[Raw records]

▼▼▼

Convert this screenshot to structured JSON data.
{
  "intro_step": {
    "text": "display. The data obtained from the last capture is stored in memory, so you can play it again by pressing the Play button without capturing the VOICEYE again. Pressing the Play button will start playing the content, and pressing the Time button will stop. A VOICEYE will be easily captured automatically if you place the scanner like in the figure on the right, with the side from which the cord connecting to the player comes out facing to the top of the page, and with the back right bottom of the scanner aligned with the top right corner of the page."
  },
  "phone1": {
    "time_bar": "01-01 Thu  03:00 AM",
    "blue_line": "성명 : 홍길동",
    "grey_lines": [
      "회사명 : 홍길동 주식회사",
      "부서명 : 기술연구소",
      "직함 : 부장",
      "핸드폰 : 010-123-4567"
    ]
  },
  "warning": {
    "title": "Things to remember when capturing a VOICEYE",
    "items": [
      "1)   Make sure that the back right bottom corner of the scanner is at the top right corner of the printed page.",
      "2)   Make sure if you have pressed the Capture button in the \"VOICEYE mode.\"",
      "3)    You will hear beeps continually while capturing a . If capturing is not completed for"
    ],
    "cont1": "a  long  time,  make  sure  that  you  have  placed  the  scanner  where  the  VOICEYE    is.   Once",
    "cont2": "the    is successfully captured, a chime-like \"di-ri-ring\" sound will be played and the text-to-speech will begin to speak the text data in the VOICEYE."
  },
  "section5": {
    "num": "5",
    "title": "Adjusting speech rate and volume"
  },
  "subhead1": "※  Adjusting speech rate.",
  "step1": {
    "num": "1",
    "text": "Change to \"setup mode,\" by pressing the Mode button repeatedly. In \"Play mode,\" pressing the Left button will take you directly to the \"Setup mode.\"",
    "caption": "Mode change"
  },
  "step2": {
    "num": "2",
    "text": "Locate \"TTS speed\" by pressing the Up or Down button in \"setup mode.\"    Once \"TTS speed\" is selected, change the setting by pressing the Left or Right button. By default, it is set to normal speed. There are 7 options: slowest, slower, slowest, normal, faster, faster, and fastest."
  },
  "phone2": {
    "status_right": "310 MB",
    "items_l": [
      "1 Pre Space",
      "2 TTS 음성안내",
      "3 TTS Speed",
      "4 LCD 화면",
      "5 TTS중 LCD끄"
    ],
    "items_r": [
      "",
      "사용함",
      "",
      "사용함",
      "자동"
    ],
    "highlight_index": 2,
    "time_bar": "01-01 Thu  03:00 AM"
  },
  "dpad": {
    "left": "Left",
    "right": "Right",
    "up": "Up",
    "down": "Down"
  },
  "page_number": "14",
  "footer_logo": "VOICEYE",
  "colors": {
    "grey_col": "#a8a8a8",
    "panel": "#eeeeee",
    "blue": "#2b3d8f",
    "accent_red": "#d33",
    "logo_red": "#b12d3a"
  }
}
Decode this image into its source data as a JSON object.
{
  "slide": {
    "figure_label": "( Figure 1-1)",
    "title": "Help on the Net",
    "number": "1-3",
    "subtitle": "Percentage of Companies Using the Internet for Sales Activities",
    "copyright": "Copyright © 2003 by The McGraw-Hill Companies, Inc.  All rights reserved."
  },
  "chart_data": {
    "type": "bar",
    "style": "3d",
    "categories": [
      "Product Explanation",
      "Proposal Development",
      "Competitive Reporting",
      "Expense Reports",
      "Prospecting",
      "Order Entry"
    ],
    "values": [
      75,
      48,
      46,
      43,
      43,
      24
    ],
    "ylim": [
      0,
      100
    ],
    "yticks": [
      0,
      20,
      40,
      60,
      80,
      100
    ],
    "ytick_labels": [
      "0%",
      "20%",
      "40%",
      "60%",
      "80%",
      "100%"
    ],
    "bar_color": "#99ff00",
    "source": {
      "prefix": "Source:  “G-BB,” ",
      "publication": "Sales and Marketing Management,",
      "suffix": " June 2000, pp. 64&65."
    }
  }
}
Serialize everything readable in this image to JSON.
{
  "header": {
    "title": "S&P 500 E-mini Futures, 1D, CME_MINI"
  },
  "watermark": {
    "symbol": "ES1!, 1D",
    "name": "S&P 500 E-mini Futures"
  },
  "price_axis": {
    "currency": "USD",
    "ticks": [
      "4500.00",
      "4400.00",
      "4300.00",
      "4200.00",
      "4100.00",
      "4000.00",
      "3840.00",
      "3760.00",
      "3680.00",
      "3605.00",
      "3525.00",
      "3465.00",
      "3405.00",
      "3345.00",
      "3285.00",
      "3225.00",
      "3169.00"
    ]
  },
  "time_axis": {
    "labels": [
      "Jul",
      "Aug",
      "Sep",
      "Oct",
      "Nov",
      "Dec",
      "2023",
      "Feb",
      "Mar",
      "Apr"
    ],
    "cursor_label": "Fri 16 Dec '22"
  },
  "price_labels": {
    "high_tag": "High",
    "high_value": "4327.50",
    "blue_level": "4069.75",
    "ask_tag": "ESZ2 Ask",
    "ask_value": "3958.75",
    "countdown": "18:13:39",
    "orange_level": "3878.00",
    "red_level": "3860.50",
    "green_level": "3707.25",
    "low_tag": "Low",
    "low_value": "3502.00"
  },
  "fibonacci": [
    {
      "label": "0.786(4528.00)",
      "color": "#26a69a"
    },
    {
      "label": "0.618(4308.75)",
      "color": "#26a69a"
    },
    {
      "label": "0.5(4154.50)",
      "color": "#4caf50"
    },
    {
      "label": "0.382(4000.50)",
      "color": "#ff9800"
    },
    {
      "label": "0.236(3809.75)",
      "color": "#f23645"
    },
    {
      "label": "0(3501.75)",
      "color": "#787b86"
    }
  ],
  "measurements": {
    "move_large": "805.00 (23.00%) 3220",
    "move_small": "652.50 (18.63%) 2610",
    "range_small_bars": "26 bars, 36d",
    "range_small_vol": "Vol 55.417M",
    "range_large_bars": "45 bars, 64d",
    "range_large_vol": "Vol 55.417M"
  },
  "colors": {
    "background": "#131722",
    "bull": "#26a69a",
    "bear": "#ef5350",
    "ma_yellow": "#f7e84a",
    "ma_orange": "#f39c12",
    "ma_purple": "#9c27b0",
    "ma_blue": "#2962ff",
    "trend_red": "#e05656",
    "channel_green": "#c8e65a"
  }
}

▲▲▲

Short task: Copy the entries above exactly, leaving none out.

Reply:
Convert this screenshot to structured JSON data.
{
  "intro_step": {
    "text": "display. The data obtained from the last capture is stored in memory, so you can play it again by pressing the Play button without capturing the VOICEYE again. Pressing the Play button will start playing the content, and pressing the Time button will stop. A VOICEYE will be easily captured automatically if you place the scanner like in the figure on the right, with the side from which the cord connecting to the player comes out facing to the top of the page, and with the back right bottom of the scanner aligned with the top right corner of the page."
  },
  "phone1": {
    "time_bar": "01-01 Thu  03:00 AM",
    "blue_line": "성명 : 홍길동",
    "grey_lines": [
      "회사명 : 홍길동 주식회사",
      "부서명 : 기술연구소",
      "직함 : 부장",
      "핸드폰 : 010-123-4567"
    ]
  },
  "warning": {
    "title": "Things to remember when capturing a VOICEYE",
    "items": [
      "1)   Make sure that the back right bottom corner of the scanner is at the top right corner of the printed page.",
      "2)   Make sure if you have pressed the Capture button in the \"VOICEYE mode.\"",
      "3)    You will hear beeps continually while capturing a . If capturing is not completed for"
    ],
    "cont1": "a  long  time,  make  sure  that  you  have  placed  the  scanner  where  the  VOICEYE    is.   Once",
    "cont2": "the    is successfully captured, a chime-like \"di-ri-ring\" sound will be played and the text-to-speech will begin to speak the text data in the VOICEYE."
  },
  "section5": {
    "num": "5",
    "title": "Adjusting speech rate and volume"
  },
  "subhead1": "※  Adjusting speech rate.",
  "step1": {
    "num": "1",
    "text": "Change to \"setup mode,\" by pressing the Mode button repeatedly. In \"Play mode,\" pressing the Left button will take you directly to the \"Setup mode.\"",
    "caption": "Mode change"
  },
  "step2": {
    "num": "2",
    "text": "Locate \"TTS speed\" by pressing the Up or Down button in \"setup mode.\"    Once \"TTS speed\" is selected, change the setting by pressing the Left or Right button. By default, it is set to normal speed. There are 7 options: slowest, slower, slowest, normal, faster, faster, and fastest."
  },
  "phone2": {
    "status_right": "310 MB",
    "items_l": [
      "1 Pre Space",
      "2 TTS 음성안내",
      "3 TTS Speed",
      "4 LCD 화면",
      "5 TTS중 LCD끄"
    ],
    "items_r": [
      "",
      "사용함",
      "",
      "사용함",
      "자동"
    ],
    "highlight_index": 2,
    "time_bar": "01-01 Thu  03:00 AM"
  },
  "dpad": {
    "left": "Left",
    "right": "Right",
    "up": "Up",
    "down": "Down"
  },
  "page_number": "14",
  "footer_logo": "VOICEYE",
  "colors": {
    "grey_col": "#a8a8a8",
    "panel": "#eeeeee",
    "blue": "#2b3d8f",
    "accent_red": "#d33",
    "logo_red": "#b12d3a"
  }
}
Decode this image into its source data as a JSON object.
{
  "slide": {
    "figure_label": "( Figure 1-1)",
    "title": "Help on the Net",
    "number": "1-3",
    "subtitle": "Percentage of Companies Using the Internet for Sales Activities",
    "copyright": "Copyright © 2003 by The McGraw-Hill Companies, Inc.  All rights reserved."
  },
  "chart_data": {
    "type": "bar",
    "style": "3d",
    "categories": [
      "Product Explanation",
      "Proposal Development",
      "Competitive Reporting",
      "Expense Reports",
      "Prospecting",
      "Order Entry"
    ],
    "values": [
      75,
      48,
      46,
      43,
      43,
      24
    ],
    "ylim": [
      0,
      100
    ],
    "yticks": [
      0,
      20,
      40,
      60,
      80,
      100
    ],
    "ytick_labels": [
      "0%",
      "20%",
      "40%",
      "60%",
      "80%",
      "100%"
    ],
    "bar_color": "#99ff00",
    "source": {
      "prefix": "Source:  “G-BB,” ",
      "publication": "Sales and Marketing Management,",
      "suffix": " June 2000, pp. 64&65."
    }
  }
}
Serialize everything readable in this image to JSON.
{
  "header": {
    "title": "S&P 500 E-mini Futures, 1D, CME_MINI"
  },
  "watermark": {
    "symbol": "ES1!, 1D",
    "name": "S&P 500 E-mini Futures"
  },
  "price_axis": {
    "currency": "USD",
    "ticks": [
      "4500.00",
      "4400.00",
      "4300.00",
      "4200.00",
      "4100.00",
      "4000.00",
      "3840.00",
      "3760.00",
      "3680.00",
      "3605.00",
      "3525.00",
      "3465.00",
      "3405.00",
      "3345.00",
      "3285.00",
      "3225.00",
      "3169.00"
    ]
  },
  "time_axis": {
    "labels": [
      "Jul",
      "Aug",
      "Sep",
      "Oct",
      "Nov",
      "Dec",
      "2023",
      "Feb",
      "Mar",
      "Apr"
    ],
    "cursor_label": "Fri 16 Dec '22"
  },
  "price_labels": {
    "high_tag": "High",
    "high_value": "4327.50",
    "blue_level": "4069.75",
    "ask_tag": "ESZ2 Ask",
    "ask_value": "3958.75",
    "countdown": "18:13:39",
    "orange_level": "3878.00",
    "red_level": "3860.50",
    "green_level": "3707.25",
    "low_tag": "Low",
    "low_value": "3502.00"
  },
  "fibonacci": [
    {
      "label": "0.786(4528.00)",
      "color": "#26a69a"
    },
    {
      "label": "0.618(4308.75)",
      "color": "#26a69a"
    },
    {
      "label": "0.5(4154.50)",
      "color": "#4caf50"
    },
    {
      "label": "0.382(4000.50)",
      "color": "#ff9800"
    },
    {
      "label": "0.236(3809.75)",
      "color": "#f23645"
    },
    {
      "label": "0(3501.75)",
      "color": "#787b86"
    }
  ],
  "measurements": {
    "move_large": "805.00 (23.00%) 3220",
    "move_small": "652.50 (18.63%) 2610",
    "range_small_bars": "26 bars, 36d",
    "range_small_vol": "Vol 55.417M",
    "range_large_bars": "45 bars, 64d",
    "range_large_vol": "Vol 55.417M"
  },
  "colors": {
    "background": "#131722",
    "bull": "#26a69a",
    "bear": "#ef5350",
    "ma_yellow": "#f7e84a",
    "ma_orange": "#f39c12",
    "ma_purple": "#9c27b0",
    "ma_blue": "#2962ff",
    "trend_red": "#e05656",
    "channel_green": "#c8e65a"
  }
}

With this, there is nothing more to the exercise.